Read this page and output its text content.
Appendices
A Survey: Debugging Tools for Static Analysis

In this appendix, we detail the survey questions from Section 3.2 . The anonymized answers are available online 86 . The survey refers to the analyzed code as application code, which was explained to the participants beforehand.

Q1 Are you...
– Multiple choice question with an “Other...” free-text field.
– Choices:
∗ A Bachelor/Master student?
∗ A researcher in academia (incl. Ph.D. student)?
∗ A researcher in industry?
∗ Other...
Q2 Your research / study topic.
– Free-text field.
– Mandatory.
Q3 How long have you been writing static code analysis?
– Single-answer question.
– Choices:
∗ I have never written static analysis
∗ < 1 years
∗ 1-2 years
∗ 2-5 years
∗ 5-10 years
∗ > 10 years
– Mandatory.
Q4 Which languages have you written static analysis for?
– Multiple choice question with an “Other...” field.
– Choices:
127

######

Requirements: Output every entry shown above, exactly.

Solution below:
Read this page and output its text content.
Appendices
A Survey: Debugging Tools for Static Analysis

In this appendix, we detail the survey questions from Section 3.2 . The anonymized answers are available online 86 . The survey refers to the analyzed code as application code, which was explained to the participants beforehand.

Q1 Are you...
– Multiple choice question with an “Other...” free-text field.
– Choices:
∗ A Bachelor/Master student?
∗ A researcher in academia (incl. Ph.D. student)?
∗ A researcher in industry?
∗ Other...
Q2 Your research / study topic.
– Free-text field.
– Mandatory.
Q3 How long have you been writing static code analysis?
– Single-answer question.
– Choices:
∗ I have never written static analysis
∗ < 1 years
∗ 1-2 years
∗ 2-5 years
∗ 5-10 years
∗ > 10 years
– Mandatory.
Q4 Which languages have you written static analysis for?
– Multiple choice question with an “Other...” field.
– Choices:
127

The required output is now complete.